● **Given problem**:
What is the number of lines in these entries that contain "document"? State it alone.

___ The records ___

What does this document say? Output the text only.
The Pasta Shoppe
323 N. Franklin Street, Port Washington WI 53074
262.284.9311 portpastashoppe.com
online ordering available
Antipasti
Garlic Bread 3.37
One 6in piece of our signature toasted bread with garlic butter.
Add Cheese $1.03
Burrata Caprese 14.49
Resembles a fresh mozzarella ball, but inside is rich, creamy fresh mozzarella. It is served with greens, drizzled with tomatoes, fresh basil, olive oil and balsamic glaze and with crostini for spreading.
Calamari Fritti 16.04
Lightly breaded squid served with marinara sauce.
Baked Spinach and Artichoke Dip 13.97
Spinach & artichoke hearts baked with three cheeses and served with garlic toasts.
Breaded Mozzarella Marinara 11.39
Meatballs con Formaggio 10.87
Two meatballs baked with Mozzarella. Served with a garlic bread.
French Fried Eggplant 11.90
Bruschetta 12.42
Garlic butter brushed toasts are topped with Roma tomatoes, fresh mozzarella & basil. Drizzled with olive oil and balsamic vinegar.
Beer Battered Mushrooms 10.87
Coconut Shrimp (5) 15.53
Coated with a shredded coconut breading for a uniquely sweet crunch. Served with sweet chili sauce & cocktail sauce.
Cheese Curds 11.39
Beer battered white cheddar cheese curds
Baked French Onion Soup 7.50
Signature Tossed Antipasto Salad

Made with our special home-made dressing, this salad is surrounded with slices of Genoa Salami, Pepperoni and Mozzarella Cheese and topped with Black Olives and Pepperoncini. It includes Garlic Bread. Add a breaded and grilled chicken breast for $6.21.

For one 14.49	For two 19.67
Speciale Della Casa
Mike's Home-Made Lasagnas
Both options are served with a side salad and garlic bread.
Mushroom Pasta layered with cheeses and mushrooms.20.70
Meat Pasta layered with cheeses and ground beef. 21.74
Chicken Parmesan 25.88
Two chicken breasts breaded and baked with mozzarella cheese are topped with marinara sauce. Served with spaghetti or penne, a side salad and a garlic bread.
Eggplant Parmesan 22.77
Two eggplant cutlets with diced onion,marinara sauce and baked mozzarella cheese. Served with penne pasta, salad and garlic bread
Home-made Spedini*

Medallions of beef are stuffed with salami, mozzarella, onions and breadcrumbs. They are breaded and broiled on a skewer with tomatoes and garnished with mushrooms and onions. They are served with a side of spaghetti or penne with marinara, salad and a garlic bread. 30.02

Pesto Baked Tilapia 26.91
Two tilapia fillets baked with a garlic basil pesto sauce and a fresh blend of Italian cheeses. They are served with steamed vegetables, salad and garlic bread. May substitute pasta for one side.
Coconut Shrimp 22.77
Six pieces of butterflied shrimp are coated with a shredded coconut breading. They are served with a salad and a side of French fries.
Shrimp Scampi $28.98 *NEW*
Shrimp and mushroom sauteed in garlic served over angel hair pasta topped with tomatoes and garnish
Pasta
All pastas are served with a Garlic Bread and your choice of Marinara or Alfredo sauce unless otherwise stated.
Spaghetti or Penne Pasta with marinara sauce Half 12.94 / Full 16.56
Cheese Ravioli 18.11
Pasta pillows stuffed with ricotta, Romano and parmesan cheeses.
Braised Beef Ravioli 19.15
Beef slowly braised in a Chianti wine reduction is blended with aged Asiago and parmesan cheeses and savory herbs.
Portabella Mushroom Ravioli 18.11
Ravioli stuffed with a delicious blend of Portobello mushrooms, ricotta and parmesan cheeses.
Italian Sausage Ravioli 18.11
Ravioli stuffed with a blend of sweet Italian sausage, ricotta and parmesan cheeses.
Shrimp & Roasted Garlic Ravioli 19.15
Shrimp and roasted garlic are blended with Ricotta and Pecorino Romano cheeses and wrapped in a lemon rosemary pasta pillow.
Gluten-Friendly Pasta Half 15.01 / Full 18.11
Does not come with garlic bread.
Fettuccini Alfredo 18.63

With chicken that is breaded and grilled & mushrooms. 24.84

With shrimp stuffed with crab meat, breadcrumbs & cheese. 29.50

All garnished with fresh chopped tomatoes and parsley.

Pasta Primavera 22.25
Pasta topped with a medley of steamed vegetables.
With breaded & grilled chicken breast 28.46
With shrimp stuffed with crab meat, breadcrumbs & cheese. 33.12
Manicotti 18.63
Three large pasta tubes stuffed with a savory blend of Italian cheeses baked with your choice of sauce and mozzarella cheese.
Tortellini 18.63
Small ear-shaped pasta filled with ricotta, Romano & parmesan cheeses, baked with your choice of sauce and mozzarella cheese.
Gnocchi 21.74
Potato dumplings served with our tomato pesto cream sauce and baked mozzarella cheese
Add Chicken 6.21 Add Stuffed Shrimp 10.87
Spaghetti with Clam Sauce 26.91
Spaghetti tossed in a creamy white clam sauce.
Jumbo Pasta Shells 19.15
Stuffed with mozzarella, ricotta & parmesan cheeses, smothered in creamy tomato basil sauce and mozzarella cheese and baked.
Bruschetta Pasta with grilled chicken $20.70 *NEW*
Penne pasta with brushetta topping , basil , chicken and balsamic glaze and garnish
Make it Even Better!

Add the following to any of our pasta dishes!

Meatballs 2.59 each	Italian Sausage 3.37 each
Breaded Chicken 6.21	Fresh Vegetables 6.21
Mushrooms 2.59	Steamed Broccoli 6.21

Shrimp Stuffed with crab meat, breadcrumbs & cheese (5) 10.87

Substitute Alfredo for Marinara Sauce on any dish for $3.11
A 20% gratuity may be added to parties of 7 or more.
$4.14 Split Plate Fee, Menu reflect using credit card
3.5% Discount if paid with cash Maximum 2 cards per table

___
___ The records ___

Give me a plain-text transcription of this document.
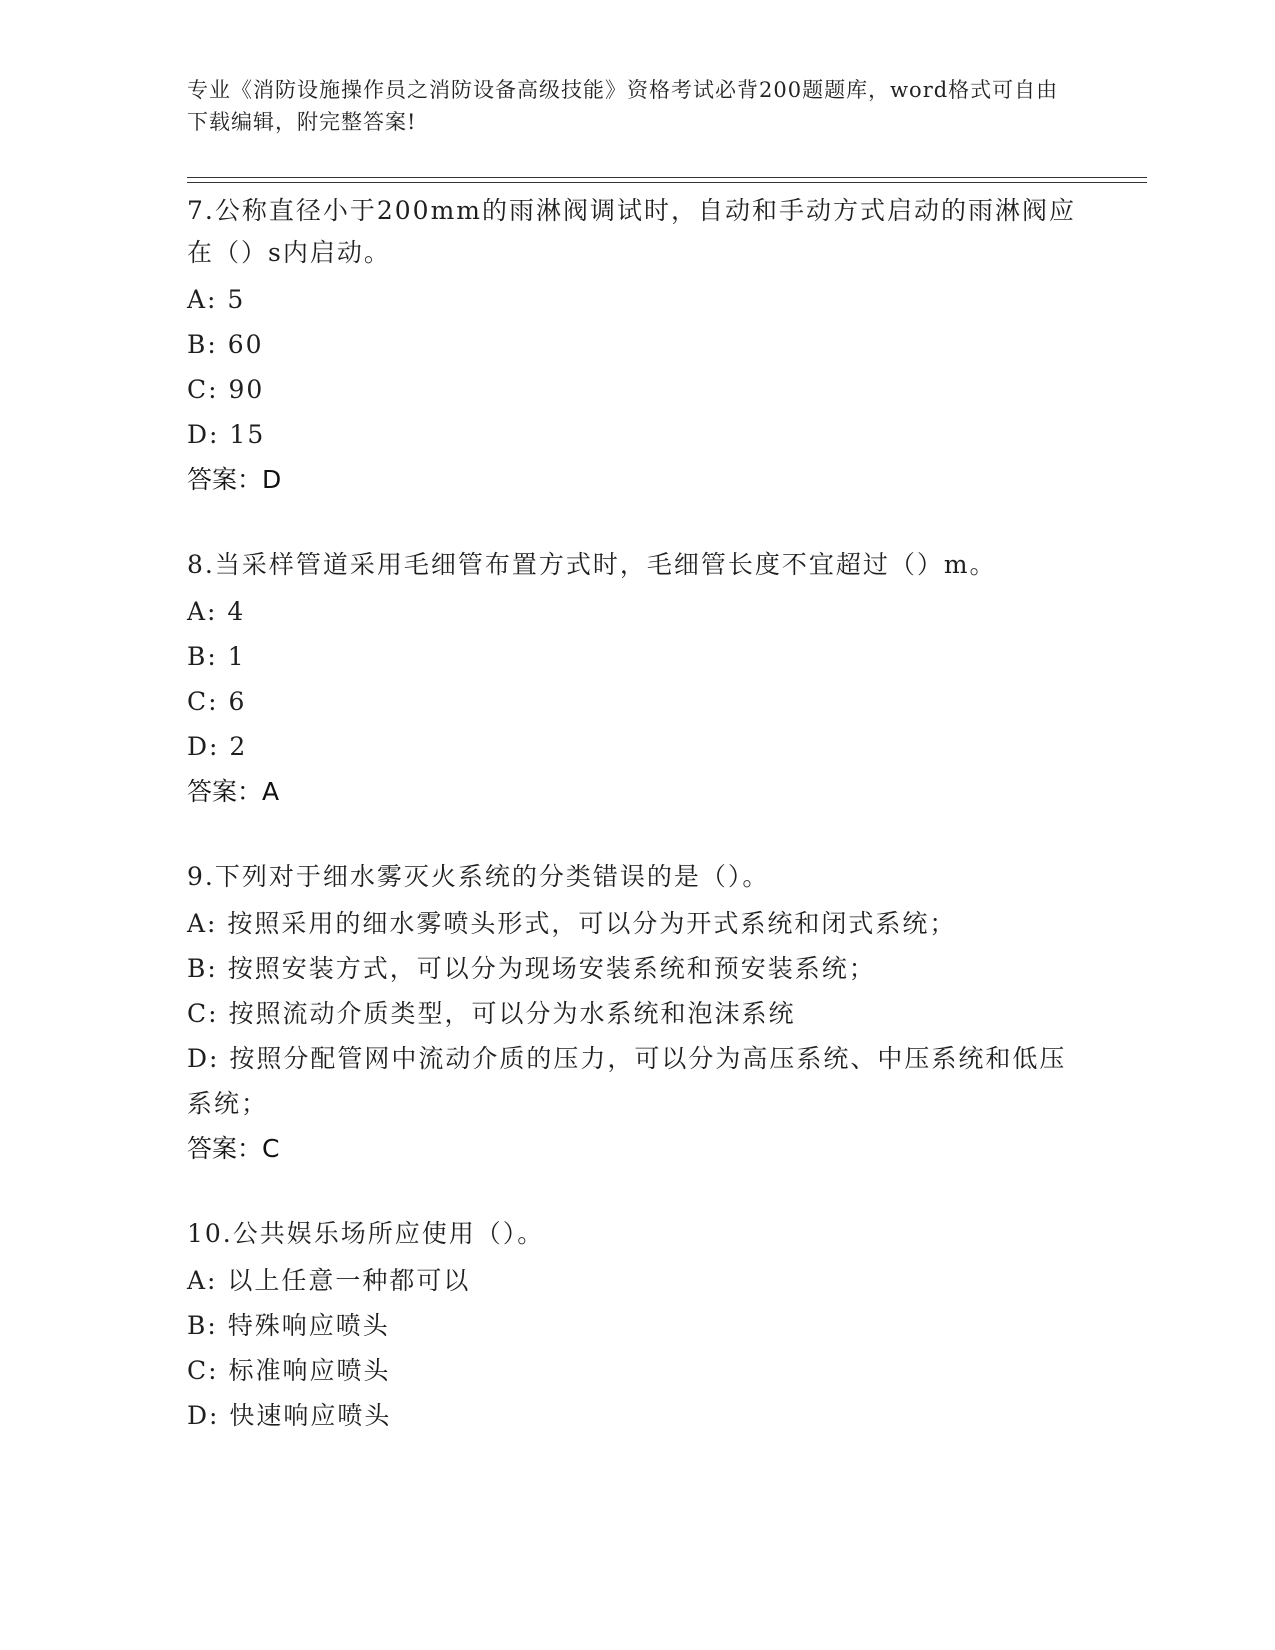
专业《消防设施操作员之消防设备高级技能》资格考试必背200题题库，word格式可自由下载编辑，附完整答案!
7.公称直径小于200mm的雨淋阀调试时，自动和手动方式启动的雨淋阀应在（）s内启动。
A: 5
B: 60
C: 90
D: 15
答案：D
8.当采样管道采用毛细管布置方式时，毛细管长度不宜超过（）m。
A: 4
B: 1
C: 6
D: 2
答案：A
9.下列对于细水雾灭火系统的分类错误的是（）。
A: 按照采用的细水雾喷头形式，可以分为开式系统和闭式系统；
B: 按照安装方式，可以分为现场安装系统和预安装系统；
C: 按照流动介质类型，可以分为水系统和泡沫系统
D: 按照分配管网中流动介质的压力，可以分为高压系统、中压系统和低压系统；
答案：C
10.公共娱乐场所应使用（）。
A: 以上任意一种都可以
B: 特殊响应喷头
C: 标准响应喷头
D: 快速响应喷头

___

● **Output of the exercise**:
2